**Record excerpts:**
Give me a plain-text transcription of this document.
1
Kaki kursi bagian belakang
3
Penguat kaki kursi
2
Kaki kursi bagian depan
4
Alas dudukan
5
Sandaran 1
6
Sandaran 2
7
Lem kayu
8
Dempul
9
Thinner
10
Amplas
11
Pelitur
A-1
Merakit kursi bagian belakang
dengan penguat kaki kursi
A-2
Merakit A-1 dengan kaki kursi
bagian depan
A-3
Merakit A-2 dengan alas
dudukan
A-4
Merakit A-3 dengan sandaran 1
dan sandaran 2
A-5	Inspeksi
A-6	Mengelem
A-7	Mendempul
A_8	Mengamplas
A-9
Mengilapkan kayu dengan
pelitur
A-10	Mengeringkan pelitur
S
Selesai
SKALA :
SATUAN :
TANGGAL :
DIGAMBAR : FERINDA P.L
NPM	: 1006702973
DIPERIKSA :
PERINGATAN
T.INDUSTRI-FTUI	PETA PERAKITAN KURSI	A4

**Task prompt:** Write out the whole listing exactly.

**Reply to the exercise:**
Give me a plain-text transcription of this document.
1
Kaki kursi bagian belakang
3
Penguat kaki kursi
2
Kaki kursi bagian depan
4
Alas dudukan
5
Sandaran 1
6
Sandaran 2
7
Lem kayu
8
Dempul
9
Thinner
10
Amplas
11
Pelitur
A-1
Merakit kursi bagian belakang
dengan penguat kaki kursi
A-2
Merakit A-1 dengan kaki kursi
bagian depan
A-3
Merakit A-2 dengan alas
dudukan
A-4
Merakit A-3 dengan sandaran 1
dan sandaran 2
A-5	Inspeksi
A-6	Mengelem
A-7	Mendempul
A_8	Mengamplas
A-9
Mengilapkan kayu dengan
pelitur
A-10	Mengeringkan pelitur
S
Selesai
SKALA :
SATUAN :
TANGGAL :
DIGAMBAR : FERINDA P.L
NPM	: 1006702973
DIPERIKSA :
PERINGATAN
T.INDUSTRI-FTUI	PETA PERAKITAN KURSI	A4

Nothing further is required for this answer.